* [WHAT THIS TASK INVOLVES] Look through the records below, and copy out every line that holds the string "amal".

[Saved entries]
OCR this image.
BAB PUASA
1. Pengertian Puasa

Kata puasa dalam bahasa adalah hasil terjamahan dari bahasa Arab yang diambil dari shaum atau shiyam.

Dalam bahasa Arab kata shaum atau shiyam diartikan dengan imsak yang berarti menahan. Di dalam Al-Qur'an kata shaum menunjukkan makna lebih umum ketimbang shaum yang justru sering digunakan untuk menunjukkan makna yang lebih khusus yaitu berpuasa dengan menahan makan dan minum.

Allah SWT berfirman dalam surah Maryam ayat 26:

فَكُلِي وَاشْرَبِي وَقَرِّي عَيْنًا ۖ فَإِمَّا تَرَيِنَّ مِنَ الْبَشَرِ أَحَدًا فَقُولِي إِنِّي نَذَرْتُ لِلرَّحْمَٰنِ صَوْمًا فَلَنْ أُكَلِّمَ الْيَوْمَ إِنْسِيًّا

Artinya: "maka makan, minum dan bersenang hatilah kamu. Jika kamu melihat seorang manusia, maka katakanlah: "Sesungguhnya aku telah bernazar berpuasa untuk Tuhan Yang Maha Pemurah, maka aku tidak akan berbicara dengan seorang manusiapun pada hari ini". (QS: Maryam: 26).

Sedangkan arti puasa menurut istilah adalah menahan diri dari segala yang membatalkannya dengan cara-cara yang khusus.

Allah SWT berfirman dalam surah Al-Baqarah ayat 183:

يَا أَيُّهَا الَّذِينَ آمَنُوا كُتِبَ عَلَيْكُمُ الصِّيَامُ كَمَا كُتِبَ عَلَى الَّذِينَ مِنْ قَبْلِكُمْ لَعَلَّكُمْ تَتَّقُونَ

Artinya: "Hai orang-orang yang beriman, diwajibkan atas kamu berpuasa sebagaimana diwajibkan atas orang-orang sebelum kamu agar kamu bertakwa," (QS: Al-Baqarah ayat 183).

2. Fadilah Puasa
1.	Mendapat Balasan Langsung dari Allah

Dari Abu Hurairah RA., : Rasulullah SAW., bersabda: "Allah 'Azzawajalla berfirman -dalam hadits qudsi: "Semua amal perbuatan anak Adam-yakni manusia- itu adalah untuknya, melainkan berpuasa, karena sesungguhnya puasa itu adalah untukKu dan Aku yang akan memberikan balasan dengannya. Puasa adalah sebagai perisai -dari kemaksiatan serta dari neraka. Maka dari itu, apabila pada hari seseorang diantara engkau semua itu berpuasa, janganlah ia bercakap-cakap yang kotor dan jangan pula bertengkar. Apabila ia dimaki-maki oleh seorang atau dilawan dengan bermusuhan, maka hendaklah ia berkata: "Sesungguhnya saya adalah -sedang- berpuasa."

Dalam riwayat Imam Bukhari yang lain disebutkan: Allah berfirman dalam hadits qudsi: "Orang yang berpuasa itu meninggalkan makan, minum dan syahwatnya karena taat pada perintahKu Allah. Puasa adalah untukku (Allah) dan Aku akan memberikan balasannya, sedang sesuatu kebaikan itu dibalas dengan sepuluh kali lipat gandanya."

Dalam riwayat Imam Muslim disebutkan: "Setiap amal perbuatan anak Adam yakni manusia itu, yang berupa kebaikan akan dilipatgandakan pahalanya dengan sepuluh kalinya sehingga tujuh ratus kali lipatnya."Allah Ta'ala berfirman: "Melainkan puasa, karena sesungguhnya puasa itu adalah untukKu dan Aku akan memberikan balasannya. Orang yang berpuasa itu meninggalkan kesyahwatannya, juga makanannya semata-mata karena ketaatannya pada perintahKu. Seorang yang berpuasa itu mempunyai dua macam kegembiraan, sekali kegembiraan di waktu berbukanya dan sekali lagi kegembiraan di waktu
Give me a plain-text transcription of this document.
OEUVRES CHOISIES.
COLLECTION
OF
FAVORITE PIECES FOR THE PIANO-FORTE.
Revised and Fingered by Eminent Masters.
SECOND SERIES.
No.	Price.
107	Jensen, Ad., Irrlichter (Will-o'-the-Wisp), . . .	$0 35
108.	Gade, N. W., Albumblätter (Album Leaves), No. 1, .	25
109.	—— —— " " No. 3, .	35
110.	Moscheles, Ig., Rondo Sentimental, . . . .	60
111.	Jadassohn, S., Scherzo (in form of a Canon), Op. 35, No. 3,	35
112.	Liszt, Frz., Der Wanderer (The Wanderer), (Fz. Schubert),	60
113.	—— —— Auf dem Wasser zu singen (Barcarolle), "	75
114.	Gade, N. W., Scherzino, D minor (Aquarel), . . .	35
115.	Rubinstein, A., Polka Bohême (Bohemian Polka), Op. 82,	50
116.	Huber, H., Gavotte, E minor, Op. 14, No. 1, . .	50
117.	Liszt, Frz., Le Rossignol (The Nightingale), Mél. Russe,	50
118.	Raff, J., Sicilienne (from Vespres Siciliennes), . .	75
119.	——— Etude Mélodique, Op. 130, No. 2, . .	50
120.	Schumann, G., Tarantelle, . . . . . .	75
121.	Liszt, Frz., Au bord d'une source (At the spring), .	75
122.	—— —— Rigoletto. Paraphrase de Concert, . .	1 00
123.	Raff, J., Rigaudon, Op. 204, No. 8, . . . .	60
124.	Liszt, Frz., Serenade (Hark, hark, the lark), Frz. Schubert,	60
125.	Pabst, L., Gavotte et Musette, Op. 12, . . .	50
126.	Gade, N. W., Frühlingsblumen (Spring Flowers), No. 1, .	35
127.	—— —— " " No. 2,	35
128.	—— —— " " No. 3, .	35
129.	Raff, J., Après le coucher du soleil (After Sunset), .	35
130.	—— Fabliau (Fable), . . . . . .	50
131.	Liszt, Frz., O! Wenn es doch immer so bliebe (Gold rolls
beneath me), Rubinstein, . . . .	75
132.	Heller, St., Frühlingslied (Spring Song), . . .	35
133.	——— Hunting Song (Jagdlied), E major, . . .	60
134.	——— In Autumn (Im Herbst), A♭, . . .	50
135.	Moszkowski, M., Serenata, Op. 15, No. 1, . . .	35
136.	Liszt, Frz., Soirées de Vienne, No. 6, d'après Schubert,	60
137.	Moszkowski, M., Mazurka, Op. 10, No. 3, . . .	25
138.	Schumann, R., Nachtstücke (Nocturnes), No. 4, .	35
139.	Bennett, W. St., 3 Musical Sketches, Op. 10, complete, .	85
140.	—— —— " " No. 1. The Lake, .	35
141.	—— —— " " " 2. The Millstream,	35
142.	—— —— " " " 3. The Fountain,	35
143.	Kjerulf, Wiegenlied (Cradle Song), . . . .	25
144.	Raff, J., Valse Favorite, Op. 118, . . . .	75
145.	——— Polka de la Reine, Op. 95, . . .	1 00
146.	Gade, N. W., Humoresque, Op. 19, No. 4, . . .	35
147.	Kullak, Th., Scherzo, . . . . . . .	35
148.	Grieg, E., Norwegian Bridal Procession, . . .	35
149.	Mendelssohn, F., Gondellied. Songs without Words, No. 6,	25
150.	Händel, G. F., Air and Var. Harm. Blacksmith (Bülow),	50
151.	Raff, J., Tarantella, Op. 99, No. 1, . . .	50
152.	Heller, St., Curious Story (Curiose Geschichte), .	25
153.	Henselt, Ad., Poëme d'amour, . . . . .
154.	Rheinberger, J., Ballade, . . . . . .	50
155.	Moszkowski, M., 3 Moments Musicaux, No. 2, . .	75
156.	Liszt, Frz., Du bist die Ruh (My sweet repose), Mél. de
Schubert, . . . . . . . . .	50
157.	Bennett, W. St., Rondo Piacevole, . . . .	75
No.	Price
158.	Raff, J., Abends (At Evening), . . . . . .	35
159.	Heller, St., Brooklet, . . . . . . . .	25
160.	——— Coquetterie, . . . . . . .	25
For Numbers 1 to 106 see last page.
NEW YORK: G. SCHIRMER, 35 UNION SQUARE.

* [FULL SOLUTION]
Dari Abu Hurairah RA., : Rasulullah SAW., bersabda: "Allah 'Azzawajalla berfirman -dalam hadits qudsi: "Semua amal perbuatan anak Adam-yakni manusia- itu adalah untuknya, melainkan berpuasa, karena sesungguhnya puasa itu adalah untukKu dan Aku yang akan memberikan balasan dengannya. Puasa adalah sebagai perisai -dari kemaksiatan serta dari neraka. Maka dari itu, apabila pada hari seseorang diantara engkau semua itu berpuasa, janganlah ia bercakap-cakap yang kotor dan jangan pula bertengkar. Apabila ia dimaki-maki oleh seorang atau dilawan dengan bermusuhan, maka hendaklah ia berkata: "Sesungguhnya saya adalah -sedang- berpuasa."
Dalam riwayat Imam Muslim disebutkan: "Setiap amal perbuatan anak Adam yakni manusia itu, yang berupa kebaikan akan dilipatgandakan pahalanya dengan sepuluh kalinya sehingga tujuh ratus kali lipatnya."Allah Ta'ala berfirman: "Melainkan puasa, karena sesungguhnya puasa itu adalah untukKu dan Aku akan memberikan balasannya. Orang yang berpuasa itu meninggalkan kesyahwatannya, juga makanannya semata-mata karena ketaatannya pada perintahKu. Seorang yang berpuasa itu mempunyai dua macam kegembiraan, sekali kegembiraan di waktu berbukanya dan sekali lagi kegembiraan di waktu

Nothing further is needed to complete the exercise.